> **What is required**
Give every line again exactly as it appears, please, but not the pictures.

>>>>>

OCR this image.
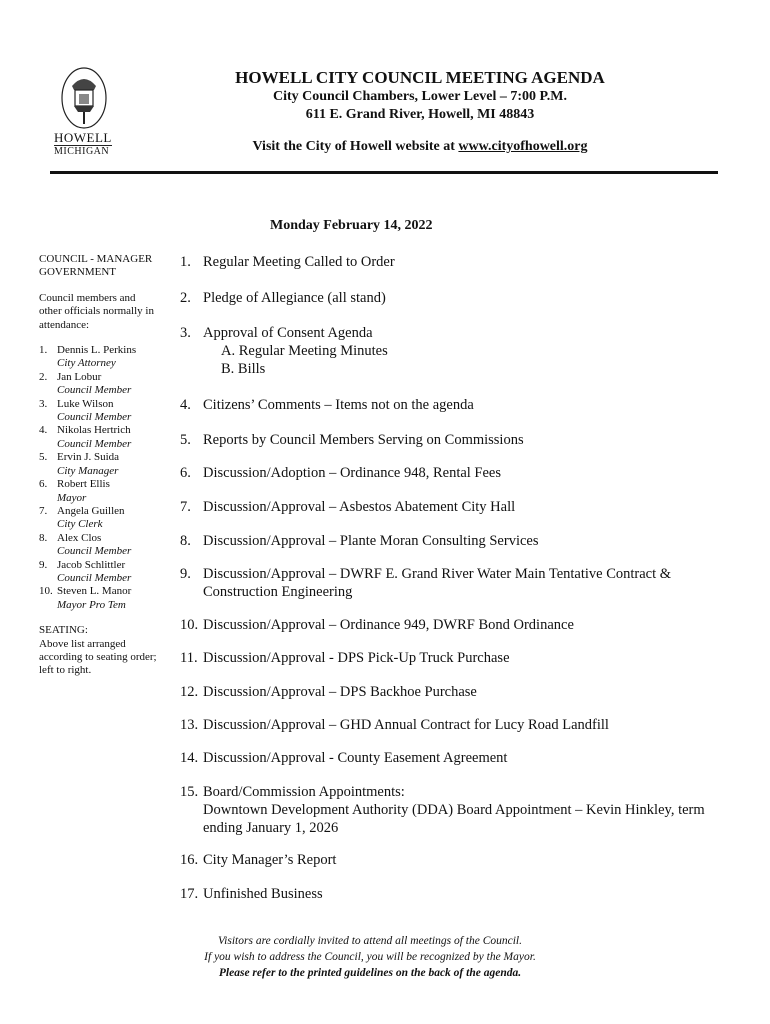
HOWELL
MICHIGAN
HOWELL CITY COUNCIL MEETING AGENDA
City Council Chambers, Lower Level – 7:00 P.M.
611 E. Grand River, Howell, MI 48843
Visit the City of Howell website at www.cityofhowell.org
Monday February 14, 2022

COUNCIL - MANAGER GOVERNMENT

Council members and other officials normally in attendance:

1. Dennis L. Perkins
City Attorney
2. Jan Lobur
Council Member
3. Luke Wilson
Council Member
4. Nikolas Hertrich
Council Member
5. Ervin J. Suida
City Manager
6. Robert Ellis
Mayor
7. Angela Guillen
City Clerk
8. Alex Clos
Council Member
9. Jacob Schlittler
Council Member
10. Steven L. Manor
Mayor Pro Tem

SEATING:

Above list arranged according to seating order; left to right.

1. Regular Meeting Called to Order
2. Pledge of Allegiance (all stand)
3. Approval of Consent Agenda
A. Regular Meeting Minutes
B. Bills
4. Citizens’ Comments – Items not on the agenda
5. Reports by Council Members Serving on Commissions
6. Discussion/Adoption – Ordinance 948, Rental Fees
7. Discussion/Approval – Asbestos Abatement City Hall
8. Discussion/Approval – Plante Moran Consulting Services
9. Discussion/Approval – DWRF E. Grand River Water Main Tentative Contract & Construction Engineering
10. Discussion/Approval – Ordinance 949, DWRF Bond Ordinance
11. Discussion/Approval - DPS Pick-Up Truck Purchase
12. Discussion/Approval – DPS Backhoe Purchase
13. Discussion/Approval – GHD Annual Contract for Lucy Road Landfill
14. Discussion/Approval - County Easement Agreement
15. Board/Commission Appointments:
Downtown Development Authority (DDA) Board Appointment – Kevin Hinkley, term ending January 1, 2026
16. City Manager’s Report
17. Unfinished Business
Visitors are cordially invited to attend all meetings of the Council.
If you wish to address the Council, you will be recognized by the Mayor.
Please refer to the printed guidelines on the back of the agenda.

<<<<<

> **Output of the exercise**
OCR this image.
HOWELL
MICHIGAN
HOWELL CITY COUNCIL MEETING AGENDA
City Council Chambers, Lower Level – 7:00 P.M.
611 E. Grand River, Howell, MI 48843
Visit the City of Howell website at www.cityofhowell.org
Monday February 14, 2022

COUNCIL - MANAGER GOVERNMENT

Council members and other officials normally in attendance:

1. Dennis L. Perkins
City Attorney
2. Jan Lobur
Council Member
3. Luke Wilson
Council Member
4. Nikolas Hertrich
Council Member
5. Ervin J. Suida
City Manager
6. Robert Ellis
Mayor
7. Angela Guillen
City Clerk
8. Alex Clos
Council Member
9. Jacob Schlittler
Council Member
10. Steven L. Manor
Mayor Pro Tem

SEATING:

Above list arranged according to seating order; left to right.

1. Regular Meeting Called to Order
2. Pledge of Allegiance (all stand)
3. Approval of Consent Agenda
A. Regular Meeting Minutes
B. Bills
4. Citizens’ Comments – Items not on the agenda
5. Reports by Council Members Serving on Commissions
6. Discussion/Adoption – Ordinance 948, Rental Fees
7. Discussion/Approval – Asbestos Abatement City Hall
8. Discussion/Approval – Plante Moran Consulting Services
9. Discussion/Approval – DWRF E. Grand River Water Main Tentative Contract & Construction Engineering
10. Discussion/Approval – Ordinance 949, DWRF Bond Ordinance
11. Discussion/Approval - DPS Pick-Up Truck Purchase
12. Discussion/Approval – DPS Backhoe Purchase
13. Discussion/Approval – GHD Annual Contract for Lucy Road Landfill
14. Discussion/Approval - County Easement Agreement
15. Board/Commission Appointments:
Downtown Development Authority (DDA) Board Appointment – Kevin Hinkley, term ending January 1, 2026
16. City Manager’s Report
17. Unfinished Business
Visitors are cordially invited to attend all meetings of the Council.
If you wish to address the Council, you will be recognized by the Mayor.
Please refer to the printed guidelines on the back of the agenda.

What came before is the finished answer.